> [ЗАДАНИЕ 1]: Верны ли по тексту о Школе в Кармартене следующие утверждения? (а) Одежды Мак Кехта были испачканы соком костяники. (б) Змейк велел заразить овцу одной из двух изученных болезней. (в) Змейк сказал, что вернется через три часа. На каждое ответьте «да» или «нет» и приведите решающие слова текста дословно.
> [ЗАДАНИЕ 2]: Что сказала овца после того, как Змейк повернулся уходить, в тексте о Школе в Кармартене?
> [ЗАДАНИЕ 3]: Продолжите отрывок о Школе в Кармартене с того места, на котором он заканчивается.

> [ТЕКСТ]:
════

И Ллевелис отходил назад так, как будто делал шаг в небо".
Так же, как кровавые одежды Мак Кехта (испачканные, к слову сказать, соком костяники), эти мрачные истории — дань чувству вины и времени, которое позволяет вине зацементироваться, прорасти сквозь душу и стать ее неотъемлемой частью — то ли стержнем, то ли пронзившим навылет копьем, то ли мировым древом Иггдрасилем. Опять же, как говорил Мерлин...
"– ...мы показали совершеннолетие, когда подросток в первобытном обществе проходит испытание. Могли привязать к дереву в лесу до рассвета, или послать в одиночку на медведя, или отправить добывать что-нибудь редкое… ну, чтобы молодой человек подтвердил звание взрослого.
– Вот это верно. Молодежь, ее нужно держать в руках, – обрадовался Мерлин. – Устраивать им испытания разные, трудности… да хоть просто мелкие пакости!.. Находить для этого время. Юных членов общества, их нужно не забывать стращать и запугивать. Дело трудное, неблагодарное, но… приносит свои плоды".
Чем, собственно, и занимается Школа в Кармартене: стращает, запугивает, испытывает на прочность всякого, кто прошел вступительный экзамен. На плечи выпускников ляжет довольно непростой выбор и ответственность, которой не избежать, даже если ты всего лишь овечий лекарь.
"– Вот вам овца. Она совершенно здорова. Заразите ее одной из трех тяжелых болезней, которые мы с вами успели изучить, и вылечите в порядке заключительного годового экзамена. Приступайте. Я вернусь через три часа и проверю, в какой стадии заболевание.
И Змейк повернулся уходить. Овца заблеяла.
– Жарко тут, – сказала она простодушно. Она не поняла слов Змейка.
Гвидион глубоко вдохнул и удержал Змейка за рукав. Когда он взглянул Змейку в лицо, у него вяло мелькнула в голове фольклорная формула «тут мне и конец пришел». Но, не выпуская рукава Змейка и забыв прибавить обращение «учитель», он сказал:
– Я не могу заразить здоровое животное для того, чтобы сдать экзамен. Это ничтожная цель.
– А для чего вы могли бы это сделать? – спросил Змейк.

════

Записи набора данных
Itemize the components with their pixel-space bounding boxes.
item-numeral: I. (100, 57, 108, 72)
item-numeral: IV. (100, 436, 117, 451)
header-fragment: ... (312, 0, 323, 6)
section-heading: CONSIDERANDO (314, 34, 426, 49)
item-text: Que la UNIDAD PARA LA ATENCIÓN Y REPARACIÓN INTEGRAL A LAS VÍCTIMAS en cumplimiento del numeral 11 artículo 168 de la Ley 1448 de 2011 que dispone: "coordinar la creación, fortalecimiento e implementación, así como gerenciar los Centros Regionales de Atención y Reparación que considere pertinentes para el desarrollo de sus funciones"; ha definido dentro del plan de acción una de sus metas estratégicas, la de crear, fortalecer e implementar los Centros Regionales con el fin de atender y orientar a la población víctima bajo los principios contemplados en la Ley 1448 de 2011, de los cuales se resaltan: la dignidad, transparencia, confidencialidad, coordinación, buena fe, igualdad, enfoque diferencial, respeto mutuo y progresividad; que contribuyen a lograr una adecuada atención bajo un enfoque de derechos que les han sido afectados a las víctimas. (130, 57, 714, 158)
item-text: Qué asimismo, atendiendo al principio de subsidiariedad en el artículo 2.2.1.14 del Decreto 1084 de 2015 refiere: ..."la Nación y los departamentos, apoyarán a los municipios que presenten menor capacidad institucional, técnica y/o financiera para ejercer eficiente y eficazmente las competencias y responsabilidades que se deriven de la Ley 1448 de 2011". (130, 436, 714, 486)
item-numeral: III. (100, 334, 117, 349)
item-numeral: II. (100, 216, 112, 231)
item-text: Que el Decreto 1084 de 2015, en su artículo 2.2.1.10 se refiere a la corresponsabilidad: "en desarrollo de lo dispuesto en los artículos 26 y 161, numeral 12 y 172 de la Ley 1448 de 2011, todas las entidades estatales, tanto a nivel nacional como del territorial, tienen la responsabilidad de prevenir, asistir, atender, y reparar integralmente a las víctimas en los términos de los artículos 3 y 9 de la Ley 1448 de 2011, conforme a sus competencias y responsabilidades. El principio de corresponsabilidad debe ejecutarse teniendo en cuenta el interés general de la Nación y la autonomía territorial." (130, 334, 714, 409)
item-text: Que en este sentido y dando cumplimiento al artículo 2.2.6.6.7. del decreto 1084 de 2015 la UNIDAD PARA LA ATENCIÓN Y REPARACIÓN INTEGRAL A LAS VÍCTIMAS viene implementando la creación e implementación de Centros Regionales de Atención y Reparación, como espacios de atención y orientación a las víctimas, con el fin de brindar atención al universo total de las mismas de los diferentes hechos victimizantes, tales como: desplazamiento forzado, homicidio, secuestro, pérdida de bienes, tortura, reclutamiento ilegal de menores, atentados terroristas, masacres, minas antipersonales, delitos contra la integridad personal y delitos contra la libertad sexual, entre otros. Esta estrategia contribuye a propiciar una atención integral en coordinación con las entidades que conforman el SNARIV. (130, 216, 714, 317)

════

> [ОТВЕТ 1]:
(а) Да: «испачканные, к слову сказать, соком костяники».
(б) Нет: «Заразите ее одной из трех тяжелых болезней».
(в) Да: «Я вернусь через три часа».

> [ОТВЕТ 2]: Овца сказала: «Жарко тут».

> [ОТВЕТ 3]:
У Гвидиона мелькнуло что-то вроде «ради обусловленного жесткой необходимостью научного эксперимента,который нельзя провести иным способом», но в это время овца тряхнула ушами и еще что-то проблеяла, Гвидион случайно представил себе ее ягненком и ответил:
– Ни для чего.
– Ради обусловленного жесткой необходимостью научного эксперимента, который нельзя провести иным способом, – сухо скорректировал его Змейк. – Идите. Шестьсот восемьдесят девять.
Это был высший балл".
Что ты готов сделать и для какой цели — вот выбор, который человек делает ежечасно. И, как правило, старается решать сиюминутные задачи: сдать экзамен, не поссориться с властями, сбросить с плеч надоевшее бремя, заполучить вожделенный приз... Но жизнь, пусть и не столь долгая, как у учителей школы, все-таки слишком длинна для мелкого триумфа. Следом за торжеством придут размышления, и уж они-то не дадут триумфатору ни отдыху, ни сроку. К таким гостям нужно быть готовым.
О чем, увы, в литературе говорится все меньше. Ведь белым и позолоченным джедаям совершенно не в чем себя упрекнуть, да и выбора у них нет, сплошь прямые, четкие дороги, которые если и ведут к смерти, то непременно к славной и героической. Подобные светлые образы отучают читателя от работы над книгой и от работы над собой. Отсюда и сложности авторов настоящих книг: понимающей публики все меньше, а герои своего времени все одномерней.